• [Supplied records]:
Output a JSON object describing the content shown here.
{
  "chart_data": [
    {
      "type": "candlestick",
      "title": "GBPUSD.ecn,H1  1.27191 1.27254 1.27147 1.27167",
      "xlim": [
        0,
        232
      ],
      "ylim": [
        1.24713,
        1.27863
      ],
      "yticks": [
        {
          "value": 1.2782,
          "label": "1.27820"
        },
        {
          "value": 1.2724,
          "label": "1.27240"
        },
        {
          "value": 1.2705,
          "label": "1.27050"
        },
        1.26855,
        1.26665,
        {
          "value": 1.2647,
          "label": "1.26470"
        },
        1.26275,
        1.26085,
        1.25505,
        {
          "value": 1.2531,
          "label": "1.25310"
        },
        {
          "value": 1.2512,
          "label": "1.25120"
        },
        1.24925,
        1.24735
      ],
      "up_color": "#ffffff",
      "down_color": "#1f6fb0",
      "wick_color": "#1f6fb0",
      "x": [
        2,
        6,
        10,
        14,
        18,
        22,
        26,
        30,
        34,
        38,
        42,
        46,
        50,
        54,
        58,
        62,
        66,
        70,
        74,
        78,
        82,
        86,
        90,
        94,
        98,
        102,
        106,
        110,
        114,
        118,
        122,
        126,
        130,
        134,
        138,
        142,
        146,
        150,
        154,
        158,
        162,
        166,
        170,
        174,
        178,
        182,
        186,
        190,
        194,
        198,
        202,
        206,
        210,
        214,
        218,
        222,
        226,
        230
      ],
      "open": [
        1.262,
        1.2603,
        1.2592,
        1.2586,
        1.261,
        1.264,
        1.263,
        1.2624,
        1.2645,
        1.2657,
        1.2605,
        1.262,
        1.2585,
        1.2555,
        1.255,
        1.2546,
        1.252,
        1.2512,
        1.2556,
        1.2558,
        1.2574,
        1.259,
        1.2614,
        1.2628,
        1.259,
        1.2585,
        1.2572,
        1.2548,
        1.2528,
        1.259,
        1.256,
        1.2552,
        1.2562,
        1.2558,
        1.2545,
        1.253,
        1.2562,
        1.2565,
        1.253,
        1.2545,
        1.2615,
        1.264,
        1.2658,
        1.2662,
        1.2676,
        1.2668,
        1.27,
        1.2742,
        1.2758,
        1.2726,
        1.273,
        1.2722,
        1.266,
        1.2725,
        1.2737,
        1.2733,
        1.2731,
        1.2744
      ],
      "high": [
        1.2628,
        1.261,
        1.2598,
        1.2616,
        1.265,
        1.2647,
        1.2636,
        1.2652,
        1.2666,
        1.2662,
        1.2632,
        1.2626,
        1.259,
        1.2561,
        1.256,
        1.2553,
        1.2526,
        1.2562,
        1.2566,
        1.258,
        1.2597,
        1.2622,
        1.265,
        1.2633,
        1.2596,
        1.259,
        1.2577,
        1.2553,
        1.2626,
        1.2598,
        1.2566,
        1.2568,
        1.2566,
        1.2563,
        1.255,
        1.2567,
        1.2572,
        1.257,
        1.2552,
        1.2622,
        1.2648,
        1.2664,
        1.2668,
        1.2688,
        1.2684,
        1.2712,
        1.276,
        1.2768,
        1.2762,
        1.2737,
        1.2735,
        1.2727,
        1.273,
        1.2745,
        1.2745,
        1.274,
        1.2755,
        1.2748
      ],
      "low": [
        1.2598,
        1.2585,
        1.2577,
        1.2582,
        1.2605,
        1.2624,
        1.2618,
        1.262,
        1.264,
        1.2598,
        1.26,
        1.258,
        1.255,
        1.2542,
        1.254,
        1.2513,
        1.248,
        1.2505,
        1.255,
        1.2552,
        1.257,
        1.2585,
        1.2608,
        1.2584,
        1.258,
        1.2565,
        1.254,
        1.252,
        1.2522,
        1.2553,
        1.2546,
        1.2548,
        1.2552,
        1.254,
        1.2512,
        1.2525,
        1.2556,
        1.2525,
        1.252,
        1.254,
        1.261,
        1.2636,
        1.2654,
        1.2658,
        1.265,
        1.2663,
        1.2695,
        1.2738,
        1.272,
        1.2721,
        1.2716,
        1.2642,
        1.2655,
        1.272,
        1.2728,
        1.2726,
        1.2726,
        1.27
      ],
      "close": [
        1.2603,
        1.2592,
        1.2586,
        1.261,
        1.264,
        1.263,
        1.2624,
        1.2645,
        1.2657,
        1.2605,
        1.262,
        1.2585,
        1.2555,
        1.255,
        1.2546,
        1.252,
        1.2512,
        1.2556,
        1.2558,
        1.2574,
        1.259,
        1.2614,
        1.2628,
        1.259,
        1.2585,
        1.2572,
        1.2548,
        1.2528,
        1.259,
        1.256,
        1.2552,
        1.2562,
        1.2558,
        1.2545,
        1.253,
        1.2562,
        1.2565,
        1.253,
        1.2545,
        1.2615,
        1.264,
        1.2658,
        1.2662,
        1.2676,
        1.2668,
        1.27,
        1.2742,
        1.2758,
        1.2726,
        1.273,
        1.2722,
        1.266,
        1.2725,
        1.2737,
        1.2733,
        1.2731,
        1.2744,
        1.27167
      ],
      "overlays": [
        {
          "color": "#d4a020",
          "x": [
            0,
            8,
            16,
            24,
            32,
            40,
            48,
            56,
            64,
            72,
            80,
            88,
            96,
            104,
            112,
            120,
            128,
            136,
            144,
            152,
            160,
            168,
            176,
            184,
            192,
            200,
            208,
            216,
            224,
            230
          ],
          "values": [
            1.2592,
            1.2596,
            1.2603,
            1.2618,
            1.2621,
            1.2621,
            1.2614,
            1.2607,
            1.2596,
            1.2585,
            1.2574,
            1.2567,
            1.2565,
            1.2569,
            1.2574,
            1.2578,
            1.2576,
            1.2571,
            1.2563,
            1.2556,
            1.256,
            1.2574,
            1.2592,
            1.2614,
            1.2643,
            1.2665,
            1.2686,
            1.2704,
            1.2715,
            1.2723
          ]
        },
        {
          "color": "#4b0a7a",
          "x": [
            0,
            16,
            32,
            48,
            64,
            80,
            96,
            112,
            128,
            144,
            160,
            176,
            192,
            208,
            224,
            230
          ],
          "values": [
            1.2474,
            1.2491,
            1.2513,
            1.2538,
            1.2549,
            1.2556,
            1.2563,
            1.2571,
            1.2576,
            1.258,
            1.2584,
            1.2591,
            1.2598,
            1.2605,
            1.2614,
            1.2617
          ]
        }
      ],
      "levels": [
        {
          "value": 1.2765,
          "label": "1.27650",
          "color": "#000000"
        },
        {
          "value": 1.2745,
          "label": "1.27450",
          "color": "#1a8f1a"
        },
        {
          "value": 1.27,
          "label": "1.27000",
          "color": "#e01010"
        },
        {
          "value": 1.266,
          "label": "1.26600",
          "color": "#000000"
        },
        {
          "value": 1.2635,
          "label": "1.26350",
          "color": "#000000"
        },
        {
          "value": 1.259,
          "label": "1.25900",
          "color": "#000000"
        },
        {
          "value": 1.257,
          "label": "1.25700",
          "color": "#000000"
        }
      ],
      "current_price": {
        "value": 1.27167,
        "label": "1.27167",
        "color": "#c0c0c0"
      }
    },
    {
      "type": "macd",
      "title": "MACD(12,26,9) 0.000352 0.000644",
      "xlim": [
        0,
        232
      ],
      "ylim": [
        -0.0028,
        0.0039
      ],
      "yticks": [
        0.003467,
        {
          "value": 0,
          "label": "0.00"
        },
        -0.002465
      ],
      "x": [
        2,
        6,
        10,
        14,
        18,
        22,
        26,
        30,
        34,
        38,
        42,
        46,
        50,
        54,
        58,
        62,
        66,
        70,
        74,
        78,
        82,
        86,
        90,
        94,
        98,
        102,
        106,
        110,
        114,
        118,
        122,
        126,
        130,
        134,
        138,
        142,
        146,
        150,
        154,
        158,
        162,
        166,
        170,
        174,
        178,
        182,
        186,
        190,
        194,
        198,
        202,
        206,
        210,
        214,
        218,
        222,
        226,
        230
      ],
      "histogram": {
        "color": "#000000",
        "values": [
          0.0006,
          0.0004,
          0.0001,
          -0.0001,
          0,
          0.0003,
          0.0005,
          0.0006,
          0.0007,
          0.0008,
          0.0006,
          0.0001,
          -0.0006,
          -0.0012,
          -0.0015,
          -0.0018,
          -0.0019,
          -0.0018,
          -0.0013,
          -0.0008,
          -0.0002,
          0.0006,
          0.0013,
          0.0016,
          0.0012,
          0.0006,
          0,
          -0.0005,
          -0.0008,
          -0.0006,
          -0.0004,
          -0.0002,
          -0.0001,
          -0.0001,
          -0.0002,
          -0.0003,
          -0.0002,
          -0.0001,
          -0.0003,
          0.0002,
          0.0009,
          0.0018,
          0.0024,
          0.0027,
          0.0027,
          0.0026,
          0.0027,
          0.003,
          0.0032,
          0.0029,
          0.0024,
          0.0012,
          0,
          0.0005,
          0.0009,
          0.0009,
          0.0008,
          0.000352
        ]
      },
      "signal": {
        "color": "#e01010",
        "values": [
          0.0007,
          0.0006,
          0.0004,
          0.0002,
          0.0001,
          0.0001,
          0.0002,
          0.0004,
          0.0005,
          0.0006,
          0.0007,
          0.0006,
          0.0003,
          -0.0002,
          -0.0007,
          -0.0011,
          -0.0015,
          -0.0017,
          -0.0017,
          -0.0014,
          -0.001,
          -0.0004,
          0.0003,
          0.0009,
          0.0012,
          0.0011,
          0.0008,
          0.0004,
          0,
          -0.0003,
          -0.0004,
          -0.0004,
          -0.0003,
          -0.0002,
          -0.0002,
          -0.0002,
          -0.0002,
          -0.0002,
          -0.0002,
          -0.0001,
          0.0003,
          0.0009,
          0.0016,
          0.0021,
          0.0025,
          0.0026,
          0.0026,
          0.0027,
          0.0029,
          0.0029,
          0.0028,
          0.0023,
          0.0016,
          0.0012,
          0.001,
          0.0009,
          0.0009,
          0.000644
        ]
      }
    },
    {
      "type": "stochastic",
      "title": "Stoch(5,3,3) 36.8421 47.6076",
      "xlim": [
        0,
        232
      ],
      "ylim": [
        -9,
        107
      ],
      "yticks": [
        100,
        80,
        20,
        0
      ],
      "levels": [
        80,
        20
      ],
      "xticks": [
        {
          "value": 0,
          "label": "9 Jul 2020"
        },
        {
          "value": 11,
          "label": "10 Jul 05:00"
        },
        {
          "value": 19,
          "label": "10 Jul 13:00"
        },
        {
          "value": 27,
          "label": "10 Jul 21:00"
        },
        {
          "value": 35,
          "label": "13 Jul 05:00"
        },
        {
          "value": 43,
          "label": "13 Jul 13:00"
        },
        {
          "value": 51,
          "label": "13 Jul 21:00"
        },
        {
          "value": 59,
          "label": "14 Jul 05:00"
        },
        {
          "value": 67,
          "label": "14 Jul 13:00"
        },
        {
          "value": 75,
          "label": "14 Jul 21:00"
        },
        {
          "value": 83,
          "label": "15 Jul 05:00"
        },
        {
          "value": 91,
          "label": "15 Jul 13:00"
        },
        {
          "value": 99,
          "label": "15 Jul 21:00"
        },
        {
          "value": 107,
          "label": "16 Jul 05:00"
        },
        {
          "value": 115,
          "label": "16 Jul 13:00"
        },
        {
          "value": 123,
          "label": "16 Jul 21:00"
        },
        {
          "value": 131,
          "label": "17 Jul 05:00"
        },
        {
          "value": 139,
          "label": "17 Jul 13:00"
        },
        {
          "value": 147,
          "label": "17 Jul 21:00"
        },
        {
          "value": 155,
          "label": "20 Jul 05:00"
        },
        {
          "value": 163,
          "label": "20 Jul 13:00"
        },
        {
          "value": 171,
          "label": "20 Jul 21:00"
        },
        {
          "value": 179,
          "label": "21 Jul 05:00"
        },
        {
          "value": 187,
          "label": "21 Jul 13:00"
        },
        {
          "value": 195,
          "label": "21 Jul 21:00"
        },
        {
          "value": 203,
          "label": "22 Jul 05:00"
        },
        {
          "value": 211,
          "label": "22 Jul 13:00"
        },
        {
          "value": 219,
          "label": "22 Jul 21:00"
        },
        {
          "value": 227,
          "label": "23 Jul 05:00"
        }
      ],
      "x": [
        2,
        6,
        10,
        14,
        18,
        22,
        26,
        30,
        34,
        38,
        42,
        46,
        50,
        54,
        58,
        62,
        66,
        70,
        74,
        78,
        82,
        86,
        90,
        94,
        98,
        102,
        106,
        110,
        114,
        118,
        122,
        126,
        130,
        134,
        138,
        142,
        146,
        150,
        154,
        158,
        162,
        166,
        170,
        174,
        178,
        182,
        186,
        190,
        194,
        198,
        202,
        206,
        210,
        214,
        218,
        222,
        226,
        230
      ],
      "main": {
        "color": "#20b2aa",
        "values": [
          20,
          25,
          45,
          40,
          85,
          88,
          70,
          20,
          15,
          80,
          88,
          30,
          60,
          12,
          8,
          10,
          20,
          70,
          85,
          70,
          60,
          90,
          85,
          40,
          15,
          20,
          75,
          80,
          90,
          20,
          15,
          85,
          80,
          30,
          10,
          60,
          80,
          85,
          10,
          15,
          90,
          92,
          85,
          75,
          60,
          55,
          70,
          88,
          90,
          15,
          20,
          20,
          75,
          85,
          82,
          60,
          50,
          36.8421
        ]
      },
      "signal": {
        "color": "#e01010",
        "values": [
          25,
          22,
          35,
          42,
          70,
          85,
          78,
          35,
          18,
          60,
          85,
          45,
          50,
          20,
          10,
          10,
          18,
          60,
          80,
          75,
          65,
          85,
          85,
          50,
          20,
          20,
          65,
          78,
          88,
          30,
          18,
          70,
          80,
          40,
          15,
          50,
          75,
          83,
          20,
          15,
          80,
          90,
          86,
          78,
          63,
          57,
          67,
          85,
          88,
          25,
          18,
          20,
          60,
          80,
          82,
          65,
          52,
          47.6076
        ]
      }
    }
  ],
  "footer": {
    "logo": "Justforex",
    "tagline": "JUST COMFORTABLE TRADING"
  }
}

• [Short exercise]: Which lines in the listing above hold the word "type"? Show each of them.

• [Final result]:
      "type": "candlestick",
      "type": "macd",
      "type": "stochastic",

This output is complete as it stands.